Using the listing below, report all lines holding the word "header".

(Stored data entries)
⁂

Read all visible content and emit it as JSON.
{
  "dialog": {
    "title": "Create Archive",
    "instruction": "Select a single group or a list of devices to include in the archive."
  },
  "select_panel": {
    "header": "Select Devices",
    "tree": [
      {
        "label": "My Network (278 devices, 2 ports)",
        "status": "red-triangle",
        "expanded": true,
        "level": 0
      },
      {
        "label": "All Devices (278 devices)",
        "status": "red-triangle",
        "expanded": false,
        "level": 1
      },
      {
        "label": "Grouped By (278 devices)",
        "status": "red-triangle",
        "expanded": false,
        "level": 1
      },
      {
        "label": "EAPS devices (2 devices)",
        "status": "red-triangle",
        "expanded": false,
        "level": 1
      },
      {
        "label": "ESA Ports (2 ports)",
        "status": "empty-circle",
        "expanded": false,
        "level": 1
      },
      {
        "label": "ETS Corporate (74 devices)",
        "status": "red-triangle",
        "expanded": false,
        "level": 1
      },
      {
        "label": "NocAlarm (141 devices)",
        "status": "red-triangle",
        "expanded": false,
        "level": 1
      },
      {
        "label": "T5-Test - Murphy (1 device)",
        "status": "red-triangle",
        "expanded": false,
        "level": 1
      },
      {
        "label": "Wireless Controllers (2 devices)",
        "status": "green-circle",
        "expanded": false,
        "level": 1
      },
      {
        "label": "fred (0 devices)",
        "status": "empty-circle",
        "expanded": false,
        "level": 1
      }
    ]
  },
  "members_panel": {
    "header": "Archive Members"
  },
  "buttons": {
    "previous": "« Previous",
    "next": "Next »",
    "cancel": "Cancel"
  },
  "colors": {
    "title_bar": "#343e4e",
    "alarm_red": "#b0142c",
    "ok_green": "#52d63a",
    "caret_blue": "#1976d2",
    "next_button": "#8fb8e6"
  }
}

⁂

Correct output
    "header": "Select Devices",
    "header": "Archive Members"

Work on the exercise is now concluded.